──────── Data section
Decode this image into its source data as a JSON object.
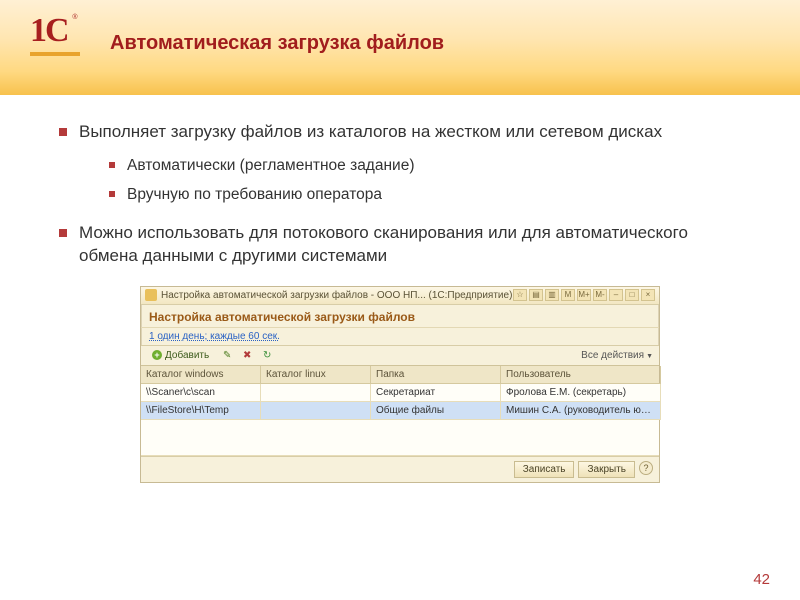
{
  "title": "Автоматическая загрузка файлов",
  "logo": "1С",
  "bullets": {
    "b1": "Выполняет загрузку файлов из каталогов на жестком или сетевом дисках",
    "b1a": "Автоматически (регламентное задание)",
    "b1b": "Вручную по требованию оператора",
    "b2": "Можно использовать для потокового сканирования или для автоматического обмена данными с другими системами"
  },
  "app": {
    "windowTitle": "Настройка автоматической загрузки файлов - ООО НП... (1С:Предприятие)",
    "subtitle": "Настройка автоматической загрузки файлов",
    "schedule": "1 один день; каждые 60 сек.",
    "addLabel": "Добавить",
    "allActions": "Все действия",
    "columns": {
      "c1": "Каталог windows",
      "c2": "Каталог linux",
      "c3": "Папка",
      "c4": "Пользователь"
    },
    "rows": [
      {
        "c1": "\\\\Scaner\\c\\scan",
        "c2": "",
        "c3": "Секретариат",
        "c4": "Фролова Е.М. (секретарь)"
      },
      {
        "c1": "\\\\FileStore\\H\\Temp",
        "c2": "",
        "c3": "Общие файлы",
        "c4": "Мишин С.А. (руководитель юрид..."
      }
    ],
    "saveLabel": "Записать",
    "closeLabel": "Закрыть"
  },
  "pageNumber": "42"
}
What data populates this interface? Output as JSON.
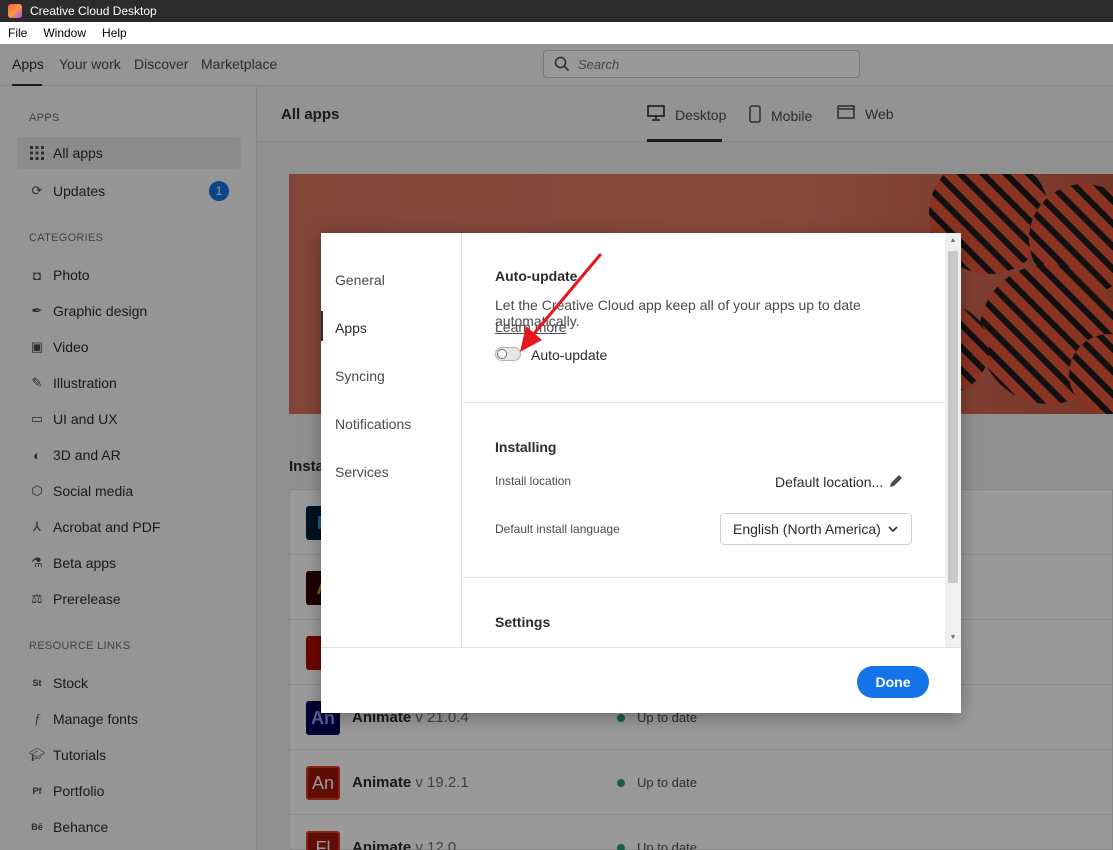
{
  "window": {
    "title": "Creative Cloud Desktop"
  },
  "menu": [
    "File",
    "Window",
    "Help"
  ],
  "topnav": {
    "tabs": [
      "Apps",
      "Your work",
      "Discover",
      "Marketplace"
    ],
    "search_placeholder": "Search"
  },
  "sidebar": {
    "apps_heading": "APPS",
    "all_apps": "All apps",
    "updates": "Updates",
    "updates_count": "1",
    "categories_heading": "CATEGORIES",
    "categories": [
      "Photo",
      "Graphic design",
      "Video",
      "Illustration",
      "UI and UX",
      "3D and AR",
      "Social media",
      "Acrobat and PDF",
      "Beta apps",
      "Prerelease"
    ],
    "resources_heading": "RESOURCE LINKS",
    "resources": [
      "Stock",
      "Manage fonts",
      "Tutorials",
      "Portfolio",
      "Behance"
    ]
  },
  "main": {
    "title": "All apps",
    "view_tabs": [
      "Desktop",
      "Mobile",
      "Web"
    ],
    "installed_label": "Insta",
    "apps": [
      {
        "icon": "P",
        "name": "",
        "version": "",
        "status": ""
      },
      {
        "icon": "A",
        "name": "",
        "version": "",
        "status": ""
      },
      {
        "icon": "",
        "name": "",
        "version": "",
        "status": ""
      },
      {
        "icon": "An",
        "name": "Animate",
        "version": "v 21.0.4",
        "status": "Up to date"
      },
      {
        "icon": "An",
        "name": "Animate",
        "version": "v 19.2.1",
        "status": "Up to date"
      },
      {
        "icon": "Fl",
        "name": "Animate",
        "version": "v 12.0",
        "status": "Up to date"
      }
    ]
  },
  "modal": {
    "nav": [
      "General",
      "Apps",
      "Syncing",
      "Notifications",
      "Services"
    ],
    "active_nav": "Apps",
    "auto_update": {
      "title": "Auto-update",
      "description": "Let the Creative Cloud app keep all of your apps up to date automatically.",
      "learn_more": "Learn more",
      "toggle_label": "Auto-update",
      "toggle_on": false
    },
    "installing": {
      "title": "Installing",
      "install_location_label": "Install location",
      "install_location_value": "Default location...",
      "language_label": "Default install language",
      "language_value": "English (North America)"
    },
    "settings": {
      "title": "Settings"
    },
    "done_label": "Done"
  },
  "colors": {
    "accent": "#1473e6",
    "status_ok": "#2d9d78",
    "annotation_arrow": "#e8151b"
  }
}
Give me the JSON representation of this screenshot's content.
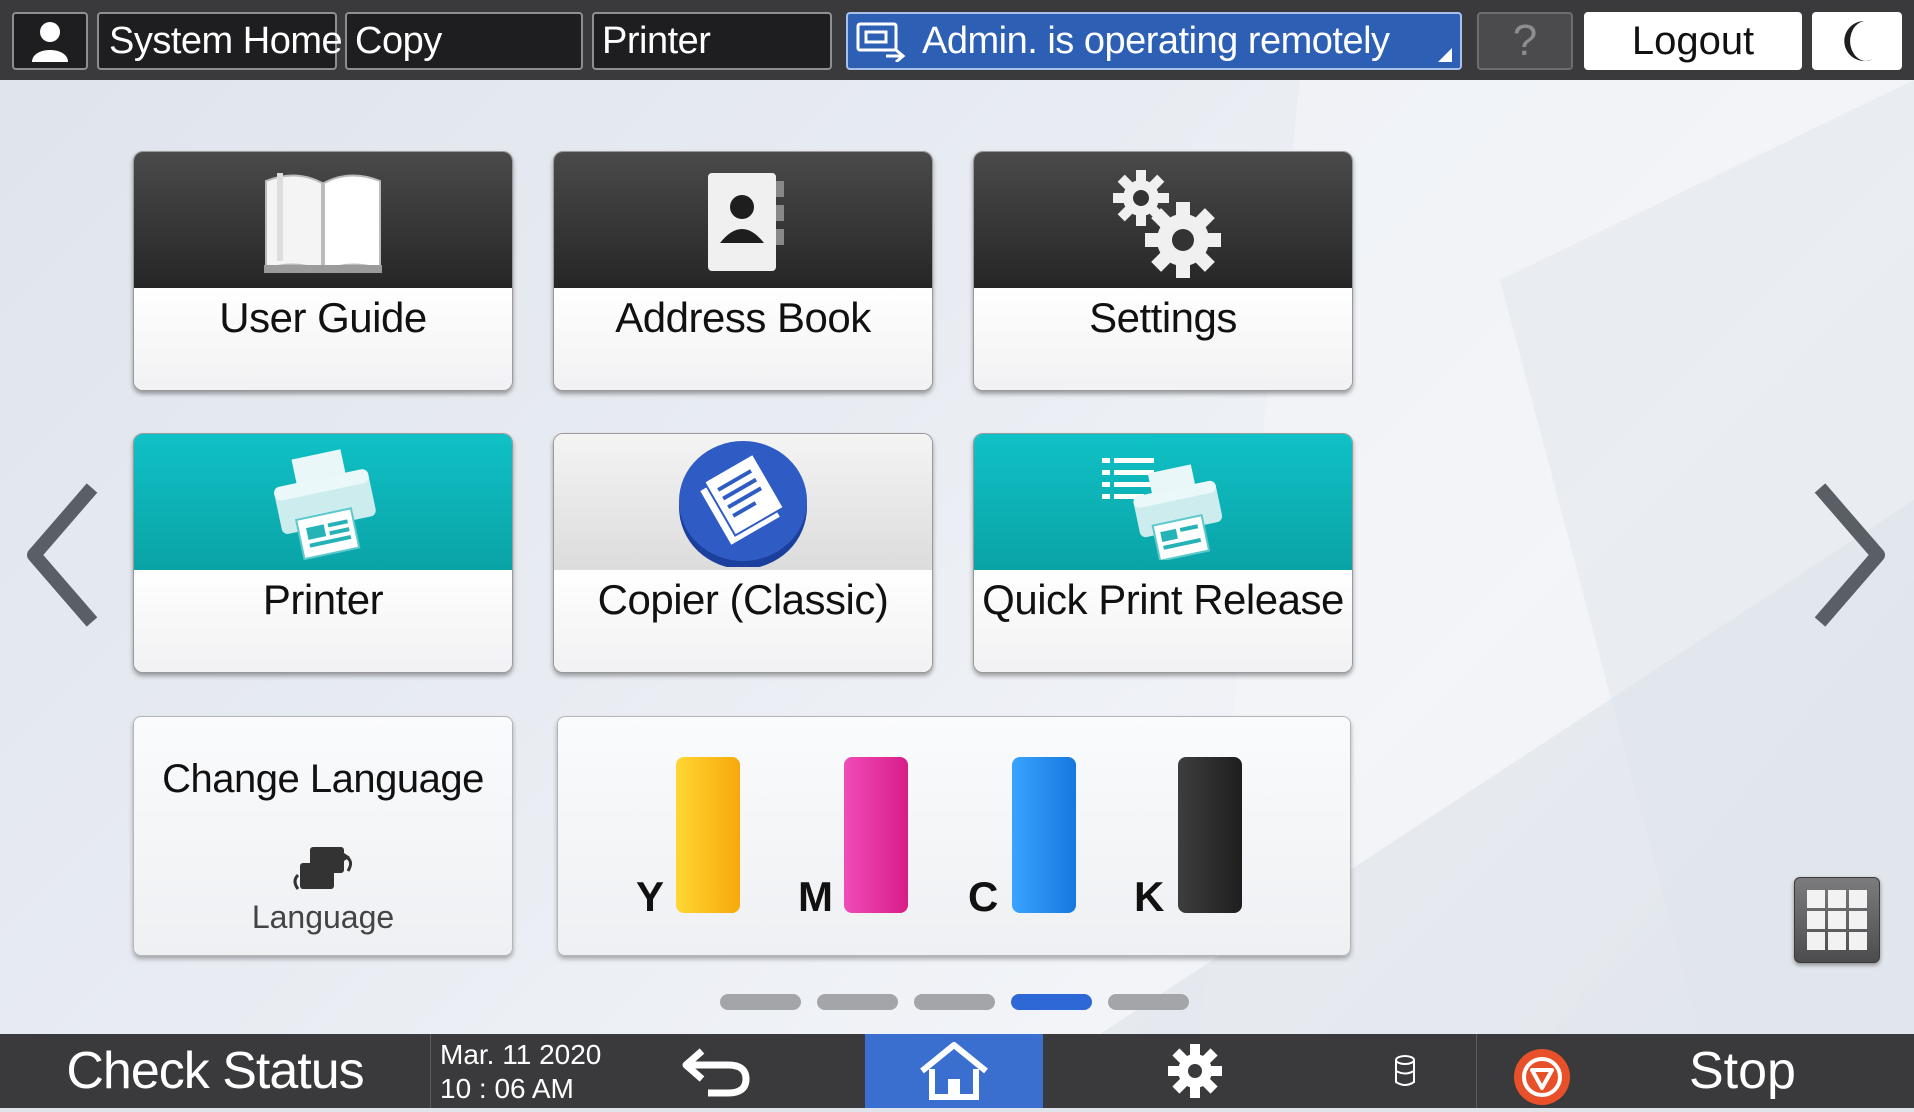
{
  "topbar": {
    "system_home": "System Home",
    "copy": "Copy",
    "printer": "Printer",
    "remote_status": "Admin. is operating remotely",
    "help": "?",
    "logout": "Logout"
  },
  "tiles": [
    {
      "label": "User Guide",
      "icon": "book-icon"
    },
    {
      "label": "Address Book",
      "icon": "address-book-icon"
    },
    {
      "label": "Settings",
      "icon": "gears-icon"
    },
    {
      "label": "Printer",
      "icon": "printer-icon"
    },
    {
      "label": "Copier (Classic)",
      "icon": "copier-icon"
    },
    {
      "label": "Quick Print Release",
      "icon": "quick-print-icon"
    }
  ],
  "language_widget": {
    "title": "Change Language",
    "label": "Language"
  },
  "toner": [
    {
      "letter": "Y",
      "color": "#f6b913"
    },
    {
      "letter": "M",
      "color": "#e62a9c"
    },
    {
      "letter": "C",
      "color": "#1e8ef0"
    },
    {
      "letter": "K",
      "color": "#2e2e2e"
    }
  ],
  "pagination": {
    "pages": 5,
    "current": 4
  },
  "bottombar": {
    "check_status": "Check Status",
    "date": "Mar. 11 2020",
    "time": "10 : 06 AM",
    "stop": "Stop"
  },
  "colors": {
    "topbar_bg": "#3a3a3c",
    "remote_blue": "#2d5fb5",
    "teal": "#0fc1c6",
    "home_active": "#3a6fd0",
    "stop_red": "#e8502a"
  }
}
────────────────
Challenge -
The listing above needs to be output again exactly. Don't include the pictures.

Full solution -
Decode this image into its source data as a JSON object.
{
  "title": "Автоматическая загрузка файлов",
  "logo": "1С",
  "bullets": {
    "b1": "Выполняет загрузку файлов из каталогов на жестком или сетевом дисках",
    "b1a": "Автоматически (регламентное задание)",
    "b1b": "Вручную по требованию оператора",
    "b2": "Можно использовать для потокового сканирования или для автоматического обмена данными с другими системами"
  },
  "app": {
    "windowTitle": "Настройка автоматической загрузки файлов - ООО НП... (1С:Предприятие)",
    "subtitle": "Настройка автоматической загрузки файлов",
    "schedule": "1 один день; каждые 60 сек.",
    "addLabel": "Добавить",
    "allActions": "Все действия",
    "columns": {
      "c1": "Каталог windows",
      "c2": "Каталог linux",
      "c3": "Папка",
      "c4": "Пользователь"
    },
    "rows": [
      {
        "c1": "\\\\Scaner\\c\\scan",
        "c2": "",
        "c3": "Секретариат",
        "c4": "Фролова Е.М. (секретарь)"
      },
      {
        "c1": "\\\\FileStore\\H\\Temp",
        "c2": "",
        "c3": "Общие файлы",
        "c4": "Мишин С.А. (руководитель юрид..."
      }
    ],
    "saveLabel": "Записать",
    "closeLabel": "Закрыть"
  },
  "pageNumber": "42"
}
What data populates this interface? Output as JSON.
{
  "window": {
    "title": "Creative Cloud Desktop"
  },
  "menu": [
    "File",
    "Window",
    "Help"
  ],
  "topnav": {
    "tabs": [
      "Apps",
      "Your work",
      "Discover",
      "Marketplace"
    ],
    "search_placeholder": "Search"
  },
  "sidebar": {
    "apps_heading": "APPS",
    "all_apps": "All apps",
    "updates": "Updates",
    "updates_count": "1",
    "categories_heading": "CATEGORIES",
    "categories": [
      "Photo",
      "Graphic design",
      "Video",
      "Illustration",
      "UI and UX",
      "3D and AR",
      "Social media",
      "Acrobat and PDF",
      "Beta apps",
      "Prerelease"
    ],
    "resources_heading": "RESOURCE LINKS",
    "resources": [
      "Stock",
      "Manage fonts",
      "Tutorials",
      "Portfolio",
      "Behance"
    ]
  },
  "main": {
    "title": "All apps",
    "view_tabs": [
      "Desktop",
      "Mobile",
      "Web"
    ],
    "installed_label": "Insta",
    "apps": [
      {
        "icon": "P",
        "name": "",
        "version": "",
        "status": ""
      },
      {
        "icon": "A",
        "name": "",
        "version": "",
        "status": ""
      },
      {
        "icon": "",
        "name": "",
        "version": "",
        "status": ""
      },
      {
        "icon": "An",
        "name": "Animate",
        "version": "v 21.0.4",
        "status": "Up to date"
      },
      {
        "icon": "An",
        "name": "Animate",
        "version": "v 19.2.1",
        "status": "Up to date"
      },
      {
        "icon": "Fl",
        "name": "Animate",
        "version": "v 12.0",
        "status": "Up to date"
      }
    ]
  },
  "modal": {
    "nav": [
      "General",
      "Apps",
      "Syncing",
      "Notifications",
      "Services"
    ],
    "active_nav": "Apps",
    "auto_update": {
      "title": "Auto-update",
      "description": "Let the Creative Cloud app keep all of your apps up to date automatically.",
      "learn_more": "Learn more",
      "toggle_label": "Auto-update",
      "toggle_on": false
    },
    "installing": {
      "title": "Installing",
      "install_location_label": "Install location",
      "install_location_value": "Default location...",
      "language_label": "Default install language",
      "language_value": "English (North America)"
    },
    "settings": {
      "title": "Settings"
    },
    "done_label": "Done"
  },
  "colors": {
    "accent": "#1473e6",
    "status_ok": "#2d9d78",
    "annotation_arrow": "#e8151b"
  }
}
Give me the JSON representation of this screenshot's content.
{
  "topbar": {
    "system_home": "System Home",
    "copy": "Copy",
    "printer": "Printer",
    "remote_status": "Admin. is operating remotely",
    "help": "?",
    "logout": "Logout"
  },
  "tiles": [
    {
      "label": "User Guide",
      "icon": "book-icon"
    },
    {
      "label": "Address Book",
      "icon": "address-book-icon"
    },
    {
      "label": "Settings",
      "icon": "gears-icon"
    },
    {
      "label": "Printer",
      "icon": "printer-icon"
    },
    {
      "label": "Copier (Classic)",
      "icon": "copier-icon"
    },
    {
      "label": "Quick Print Release",
      "icon": "quick-print-icon"
    }
  ],
  "language_widget": {
    "title": "Change Language",
    "label": "Language"
  },
  "toner": [
    {
      "letter": "Y",
      "color": "#f6b913"
    },
    {
      "letter": "M",
      "color": "#e62a9c"
    },
    {
      "letter": "C",
      "color": "#1e8ef0"
    },
    {
      "letter": "K",
      "color": "#2e2e2e"
    }
  ],
  "pagination": {
    "pages": 5,
    "current": 4
  },
  "bottombar": {
    "check_status": "Check Status",
    "date": "Mar. 11 2020",
    "time": "10 : 06 AM",
    "stop": "Stop"
  },
  "colors": {
    "topbar_bg": "#3a3a3c",
    "remote_blue": "#2d5fb5",
    "teal": "#0fc1c6",
    "home_active": "#3a6fd0",
    "stop_red": "#e8502a"
  }
}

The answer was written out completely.